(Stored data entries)

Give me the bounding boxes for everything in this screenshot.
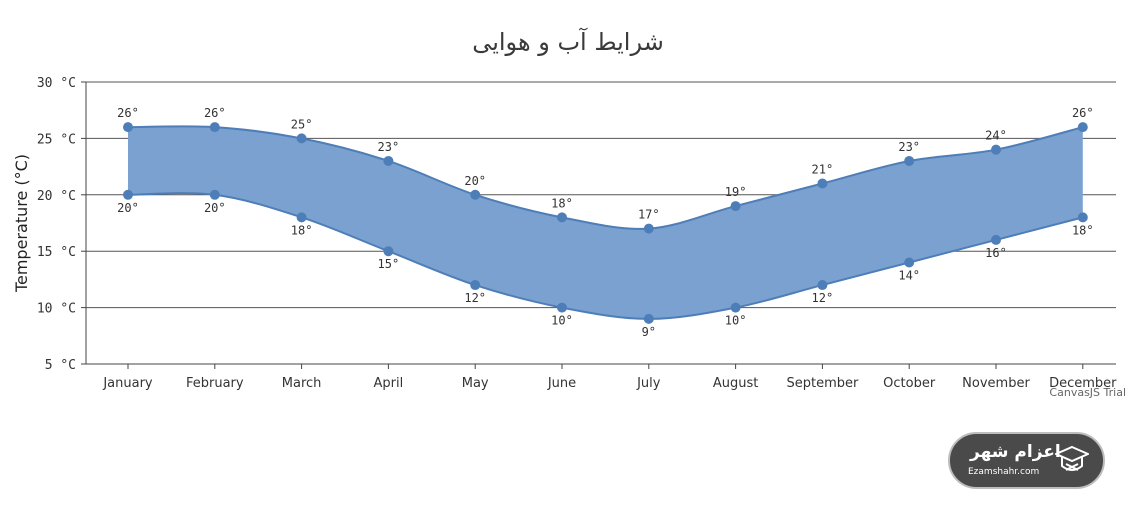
low-marker [383, 246, 394, 257]
x-tick-label: July [636, 376, 661, 391]
range-area-chart: شرایط آب و هوایی Temperature (°C) 26° 26°… [12, 27, 1126, 399]
low-data-label: 20° [117, 201, 139, 215]
high-marker [383, 155, 394, 166]
high-marker [991, 144, 1001, 155]
low-marker [557, 302, 567, 313]
credit-text: CanvasJS Trial [1049, 386, 1126, 399]
low-marker [296, 212, 307, 223]
high-line [127, 125, 1084, 230]
low-data-label: 9° [642, 325, 656, 339]
chart-title: شرایط آب و هوایی [472, 27, 664, 56]
high-data-label: 19° [725, 185, 747, 199]
data-markers [123, 122, 1088, 324]
low-data-label: 10° [725, 314, 747, 328]
low-marker [123, 189, 133, 200]
high-marker [123, 122, 133, 133]
watermark-name-fa: اعزام شهر [970, 442, 1061, 462]
y-tick-label: 30 °C [37, 76, 76, 91]
high-marker [904, 155, 915, 166]
y-tick-label: 25 °C [37, 132, 76, 147]
high-data-label: 26° [117, 106, 139, 120]
y-tick-label: 5 °C [45, 358, 76, 373]
low-data-label: 18° [1072, 223, 1094, 237]
high-marker [1077, 122, 1088, 133]
high-data-label: 20° [464, 174, 486, 188]
low-marker [730, 302, 741, 313]
low-data-label: 14° [898, 268, 920, 282]
axes: 5 °C 10 °C 15 °C 20 °C 25 °C 30 °C January Febr… [37, 76, 1117, 391]
chart-canvas: شرایط آب و هوایی Temperature (°C) 26° 26°… [12, 27, 1126, 399]
low-data-label: 12° [464, 291, 486, 305]
high-data-label: 21° [812, 163, 834, 177]
x-tick-label: April [374, 376, 404, 391]
x-tick-label: August [713, 376, 759, 391]
y-tick-label: 20 °C [37, 189, 76, 204]
y-tick-label: 10 °C [37, 302, 76, 317]
low-marker [904, 257, 915, 268]
watermark-name-en: Ezamshahr.com [968, 467, 1040, 477]
graduation-cap-icon [1055, 445, 1089, 471]
x-tick-label: February [186, 376, 244, 391]
low-marker [991, 234, 1001, 245]
high-data-label: 24° [985, 129, 1007, 143]
high-marker [470, 189, 481, 200]
high-marker [817, 178, 828, 189]
x-tick-label: October [883, 376, 936, 391]
high-marker [296, 133, 307, 144]
low-marker [470, 280, 481, 291]
data-labels: 26° 26° 25° 23° 20° 18° 17° 19° 21° 23° 24° 26° 20° 2… [117, 106, 1093, 339]
high-data-label: 23° [378, 140, 400, 154]
x-tick-label: June [547, 376, 576, 391]
low-data-label: 18° [291, 223, 313, 237]
x-tick-label: May [462, 376, 489, 391]
high-data-label: 18° [551, 196, 573, 210]
x-tick-label: September [786, 376, 859, 391]
high-marker [209, 122, 220, 133]
low-marker [817, 280, 828, 291]
low-data-label: 10° [551, 314, 573, 328]
high-data-label: 23° [898, 140, 920, 154]
low-marker [643, 313, 654, 324]
x-tick-label: March [282, 376, 322, 391]
low-marker [209, 189, 220, 200]
watermark-logo: اعزام شهر Ezamshahr.com [948, 432, 1105, 489]
high-data-label: 26° [204, 106, 226, 120]
high-data-label: 25° [291, 117, 313, 131]
low-data-label: 12° [812, 291, 834, 305]
y-axis-label: Temperature (°C) [12, 154, 31, 293]
range-fill [128, 126, 1083, 319]
x-tick-label: December [1049, 376, 1117, 391]
high-marker [643, 223, 654, 234]
low-data-label: 16° [985, 246, 1007, 260]
range-area [127, 125, 1084, 320]
high-data-label: 17° [638, 208, 660, 222]
high-marker [557, 212, 567, 223]
x-tick-label: January [102, 376, 153, 391]
x-tick-label: November [962, 376, 1030, 391]
y-tick-label: 15 °C [37, 245, 76, 260]
high-data-label: 26° [1072, 106, 1094, 120]
low-data-label: 15° [378, 257, 400, 271]
low-marker [1077, 212, 1088, 223]
low-data-label: 20° [204, 201, 226, 215]
low-line [127, 192, 1084, 320]
high-marker [730, 201, 741, 212]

▶ YOUR OBJECTIVE
Please copy every line of the records above word for word, leaving out the pictures.

▶ SOLUTION BELOW
Give me the bounding boxes for everything in this screenshot.
low-marker [383, 246, 394, 257]
x-tick-label: July [636, 376, 661, 391]
range-area-chart: شرایط آب و هوایی Temperature (°C) 26° 26°… [12, 27, 1126, 399]
low-data-label: 20° [117, 201, 139, 215]
high-marker [383, 155, 394, 166]
high-marker [991, 144, 1001, 155]
low-marker [557, 302, 567, 313]
credit-text: CanvasJS Trial [1049, 386, 1126, 399]
low-marker [296, 212, 307, 223]
high-line [127, 125, 1084, 230]
low-data-label: 9° [642, 325, 656, 339]
chart-title: شرایط آب و هوایی [472, 27, 664, 56]
high-data-label: 19° [725, 185, 747, 199]
data-markers [123, 122, 1088, 324]
low-data-label: 10° [725, 314, 747, 328]
low-marker [123, 189, 133, 200]
high-marker [123, 122, 133, 133]
watermark-name-fa: اعزام شهر [970, 442, 1061, 462]
y-tick-label: 30 °C [37, 76, 76, 91]
high-marker [904, 155, 915, 166]
y-tick-label: 25 °C [37, 132, 76, 147]
high-data-label: 26° [117, 106, 139, 120]
y-tick-label: 5 °C [45, 358, 76, 373]
low-data-label: 18° [1072, 223, 1094, 237]
high-marker [1077, 122, 1088, 133]
high-data-label: 20° [464, 174, 486, 188]
low-marker [730, 302, 741, 313]
low-data-label: 14° [898, 268, 920, 282]
axes: 5 °C 10 °C 15 °C 20 °C 25 °C 30 °C January Febr… [37, 76, 1117, 391]
chart-canvas: شرایط آب و هوایی Temperature (°C) 26° 26°… [12, 27, 1126, 399]
low-data-label: 12° [464, 291, 486, 305]
high-data-label: 21° [812, 163, 834, 177]
x-tick-label: April [374, 376, 404, 391]
x-tick-label: August [713, 376, 759, 391]
y-tick-label: 20 °C [37, 189, 76, 204]
y-tick-label: 10 °C [37, 302, 76, 317]
low-marker [904, 257, 915, 268]
watermark-name-en: Ezamshahr.com [968, 467, 1040, 477]
graduation-cap-icon [1055, 445, 1089, 471]
x-tick-label: February [186, 376, 244, 391]
low-marker [991, 234, 1001, 245]
high-data-label: 24° [985, 129, 1007, 143]
high-marker [470, 189, 481, 200]
high-marker [817, 178, 828, 189]
x-tick-label: October [883, 376, 936, 391]
high-marker [296, 133, 307, 144]
low-marker [470, 280, 481, 291]
data-labels: 26° 26° 25° 23° 20° 18° 17° 19° 21° 23° 24° 26° 20° 2… [117, 106, 1093, 339]
high-data-label: 23° [378, 140, 400, 154]
x-tick-label: June [547, 376, 576, 391]
low-data-label: 18° [291, 223, 313, 237]
x-tick-label: May [462, 376, 489, 391]
high-data-label: 18° [551, 196, 573, 210]
x-tick-label: September [786, 376, 859, 391]
high-marker [209, 122, 220, 133]
low-marker [817, 280, 828, 291]
low-data-label: 10° [551, 314, 573, 328]
high-data-label: 23° [898, 140, 920, 154]
low-marker [643, 313, 654, 324]
x-tick-label: March [282, 376, 322, 391]
low-marker [209, 189, 220, 200]
watermark-logo: اعزام شهر Ezamshahr.com [948, 432, 1105, 489]
high-data-label: 26° [204, 106, 226, 120]
high-data-label: 25° [291, 117, 313, 131]
low-data-label: 12° [812, 291, 834, 305]
y-axis-label: Temperature (°C) [12, 154, 31, 293]
range-fill [128, 126, 1083, 319]
x-tick-label: December [1049, 376, 1117, 391]
high-marker [643, 223, 654, 234]
low-data-label: 16° [985, 246, 1007, 260]
range-area [127, 125, 1084, 320]
high-data-label: 17° [638, 208, 660, 222]
high-marker [557, 212, 567, 223]
x-tick-label: January [102, 376, 153, 391]
x-tick-label: November [962, 376, 1030, 391]
y-tick-label: 15 °C [37, 245, 76, 260]
high-data-label: 26° [1072, 106, 1094, 120]
low-data-label: 15° [378, 257, 400, 271]
low-marker [1077, 212, 1088, 223]
low-data-label: 20° [204, 201, 226, 215]
low-line [127, 192, 1084, 320]
high-marker [730, 201, 741, 212]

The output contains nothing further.